### Text section
Improving Text2Cypher with Confidence-Based Test-Time Strategies

Proceedings of the Knowledge Graphs and Large Language Models Workshop (KG-LLM) @ LREC26

Abstract

Advances in Large Language Models (LLMs) have made it possible to convert natural language questions into executable database queries. Text2Cypher focuses on graph databases, converting user questions into queries and providing natural language access to graph-structured data. While significant progress has been made through prompt design, fine-tuning, and iterative refinement, less attention has been given to adaptive test-time strategies that combine multiple generated outputs. In this work, we investigate the impact of confidence-based test-time strategies specifically on the Text2Cypher task by evaluating the model’s traces, which are the sequence of tokens generated during the construction of the query. We show that reasoning models generate diverse query candidates but frequently produce syntactic errors and incomplete structures, limiting executability. On the other hand, instruction-tuned models yield more reliable outputs but lack sufficient diversity for effective confidence-based selection. Further, by tuning diversity parameters such as top‑p and temperature, we observe consistent improvements in both query accuracy and execution success. Experiments across multiple instruction-tuned models confirm that combining diversity-controlled generation with confidence-aware inference provides a practical, model-agnostic method for improving query generation.
######
### Entries provided
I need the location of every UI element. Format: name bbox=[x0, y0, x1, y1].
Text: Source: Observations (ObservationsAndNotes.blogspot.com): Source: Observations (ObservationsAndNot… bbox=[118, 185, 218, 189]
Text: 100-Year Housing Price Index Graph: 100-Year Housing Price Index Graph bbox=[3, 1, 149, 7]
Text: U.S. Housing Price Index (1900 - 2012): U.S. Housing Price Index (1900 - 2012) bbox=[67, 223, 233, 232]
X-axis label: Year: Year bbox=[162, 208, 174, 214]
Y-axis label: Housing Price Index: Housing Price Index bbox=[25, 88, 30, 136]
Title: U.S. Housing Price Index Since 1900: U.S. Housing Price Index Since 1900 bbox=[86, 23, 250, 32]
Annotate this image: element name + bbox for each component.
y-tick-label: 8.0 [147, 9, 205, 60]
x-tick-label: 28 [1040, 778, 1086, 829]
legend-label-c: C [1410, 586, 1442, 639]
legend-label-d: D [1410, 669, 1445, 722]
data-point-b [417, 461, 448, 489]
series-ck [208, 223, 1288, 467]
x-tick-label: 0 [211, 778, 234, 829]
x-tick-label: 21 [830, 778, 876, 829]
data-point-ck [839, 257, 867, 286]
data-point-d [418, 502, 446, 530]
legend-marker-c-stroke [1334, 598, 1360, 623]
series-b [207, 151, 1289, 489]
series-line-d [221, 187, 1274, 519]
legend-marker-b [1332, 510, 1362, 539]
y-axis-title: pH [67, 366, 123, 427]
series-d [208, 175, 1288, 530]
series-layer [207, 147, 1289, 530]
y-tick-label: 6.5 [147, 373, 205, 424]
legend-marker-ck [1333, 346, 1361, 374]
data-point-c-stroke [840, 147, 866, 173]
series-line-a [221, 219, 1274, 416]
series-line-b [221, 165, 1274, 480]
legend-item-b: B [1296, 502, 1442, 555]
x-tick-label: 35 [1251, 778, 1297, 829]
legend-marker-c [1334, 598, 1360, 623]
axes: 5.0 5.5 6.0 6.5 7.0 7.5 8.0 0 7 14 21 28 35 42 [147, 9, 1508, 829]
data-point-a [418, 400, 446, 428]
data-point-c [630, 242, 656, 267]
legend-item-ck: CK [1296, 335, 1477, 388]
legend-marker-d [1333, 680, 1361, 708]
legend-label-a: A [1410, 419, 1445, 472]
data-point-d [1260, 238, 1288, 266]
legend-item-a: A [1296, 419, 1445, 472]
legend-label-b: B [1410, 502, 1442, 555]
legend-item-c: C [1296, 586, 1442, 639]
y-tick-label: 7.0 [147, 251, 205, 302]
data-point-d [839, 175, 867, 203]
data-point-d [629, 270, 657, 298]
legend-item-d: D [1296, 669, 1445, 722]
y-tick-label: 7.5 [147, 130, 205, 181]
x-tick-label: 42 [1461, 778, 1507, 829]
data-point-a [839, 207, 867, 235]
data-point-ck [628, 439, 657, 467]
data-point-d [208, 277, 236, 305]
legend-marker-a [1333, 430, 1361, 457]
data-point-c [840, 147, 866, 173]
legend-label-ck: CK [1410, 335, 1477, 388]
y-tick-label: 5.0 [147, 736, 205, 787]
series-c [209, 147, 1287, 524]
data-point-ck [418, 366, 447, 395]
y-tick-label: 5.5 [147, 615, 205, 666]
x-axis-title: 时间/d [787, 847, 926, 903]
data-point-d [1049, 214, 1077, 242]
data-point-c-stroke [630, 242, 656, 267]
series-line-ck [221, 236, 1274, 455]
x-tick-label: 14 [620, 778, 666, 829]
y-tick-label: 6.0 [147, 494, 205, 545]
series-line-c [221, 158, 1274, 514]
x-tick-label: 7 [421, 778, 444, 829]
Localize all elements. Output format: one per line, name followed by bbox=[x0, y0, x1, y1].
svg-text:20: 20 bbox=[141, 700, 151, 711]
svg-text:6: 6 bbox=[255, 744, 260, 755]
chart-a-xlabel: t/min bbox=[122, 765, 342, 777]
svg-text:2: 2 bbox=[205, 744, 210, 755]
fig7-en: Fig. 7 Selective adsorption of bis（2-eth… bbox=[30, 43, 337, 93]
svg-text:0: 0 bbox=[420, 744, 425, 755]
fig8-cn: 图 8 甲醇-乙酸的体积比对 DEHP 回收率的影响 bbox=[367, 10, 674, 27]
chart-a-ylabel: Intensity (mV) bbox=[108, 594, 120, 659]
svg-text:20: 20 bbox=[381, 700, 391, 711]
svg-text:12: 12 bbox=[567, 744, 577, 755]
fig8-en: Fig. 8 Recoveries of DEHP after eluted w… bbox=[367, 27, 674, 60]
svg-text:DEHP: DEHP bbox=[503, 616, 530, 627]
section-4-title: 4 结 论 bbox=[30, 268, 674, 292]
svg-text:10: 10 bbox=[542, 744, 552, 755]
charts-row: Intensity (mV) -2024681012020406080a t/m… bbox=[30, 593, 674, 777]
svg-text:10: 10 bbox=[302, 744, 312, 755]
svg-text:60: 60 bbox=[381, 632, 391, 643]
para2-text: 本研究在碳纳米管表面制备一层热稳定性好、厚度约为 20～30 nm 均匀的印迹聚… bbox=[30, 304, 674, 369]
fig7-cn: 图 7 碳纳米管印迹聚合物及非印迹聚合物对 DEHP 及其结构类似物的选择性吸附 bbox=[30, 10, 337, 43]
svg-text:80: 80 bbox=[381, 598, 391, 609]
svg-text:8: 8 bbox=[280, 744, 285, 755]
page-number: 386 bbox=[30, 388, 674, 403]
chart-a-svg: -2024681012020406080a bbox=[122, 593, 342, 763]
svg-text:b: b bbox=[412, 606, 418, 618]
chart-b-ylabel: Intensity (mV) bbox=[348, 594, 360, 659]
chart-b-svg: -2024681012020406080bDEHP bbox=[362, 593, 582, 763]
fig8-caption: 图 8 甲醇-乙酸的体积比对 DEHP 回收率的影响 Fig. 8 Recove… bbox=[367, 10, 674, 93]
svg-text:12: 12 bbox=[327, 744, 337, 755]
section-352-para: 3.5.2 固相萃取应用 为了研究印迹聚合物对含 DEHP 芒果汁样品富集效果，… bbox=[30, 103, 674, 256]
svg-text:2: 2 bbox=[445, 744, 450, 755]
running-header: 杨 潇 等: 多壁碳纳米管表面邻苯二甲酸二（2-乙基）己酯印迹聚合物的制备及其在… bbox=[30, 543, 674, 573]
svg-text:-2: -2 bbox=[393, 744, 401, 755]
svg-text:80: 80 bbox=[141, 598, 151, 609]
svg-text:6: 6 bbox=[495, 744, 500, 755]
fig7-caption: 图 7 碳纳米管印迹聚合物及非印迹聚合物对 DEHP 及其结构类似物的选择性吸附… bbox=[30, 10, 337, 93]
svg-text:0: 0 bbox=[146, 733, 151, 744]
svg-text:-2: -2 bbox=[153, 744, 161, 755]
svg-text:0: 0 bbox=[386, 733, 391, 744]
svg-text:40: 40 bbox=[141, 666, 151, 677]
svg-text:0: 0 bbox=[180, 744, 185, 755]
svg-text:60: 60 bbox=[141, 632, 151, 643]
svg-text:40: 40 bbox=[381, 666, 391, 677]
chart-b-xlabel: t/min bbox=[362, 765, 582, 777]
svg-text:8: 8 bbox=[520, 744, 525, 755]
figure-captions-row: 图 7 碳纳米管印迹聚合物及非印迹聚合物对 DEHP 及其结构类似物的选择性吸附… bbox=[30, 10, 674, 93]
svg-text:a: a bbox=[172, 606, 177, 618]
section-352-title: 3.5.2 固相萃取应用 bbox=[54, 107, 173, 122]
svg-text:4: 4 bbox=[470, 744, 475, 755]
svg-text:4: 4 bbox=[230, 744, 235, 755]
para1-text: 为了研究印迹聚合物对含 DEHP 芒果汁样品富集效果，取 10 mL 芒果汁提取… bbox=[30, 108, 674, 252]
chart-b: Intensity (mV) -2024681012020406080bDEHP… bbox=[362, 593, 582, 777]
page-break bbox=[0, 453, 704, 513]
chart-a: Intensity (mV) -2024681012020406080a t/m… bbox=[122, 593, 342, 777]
######
Exercise prompt: In two sentences, summarize the abstract on confidence-based test-time strategies for Text2Cypher.

The answer: Text2Cypher converts natural language questions into graph database queries, and this work investigates confidence-based test-time strategies for the task by evaluating model traces. Reasoning models produce diverse candidates but frequently make syntactic errors, while instruction-tuned models are more reliable but lack diversity; tuning parameters such as top-p and temperature consistently improves query accuracy and execution success, offering a practical, model-agnostic method.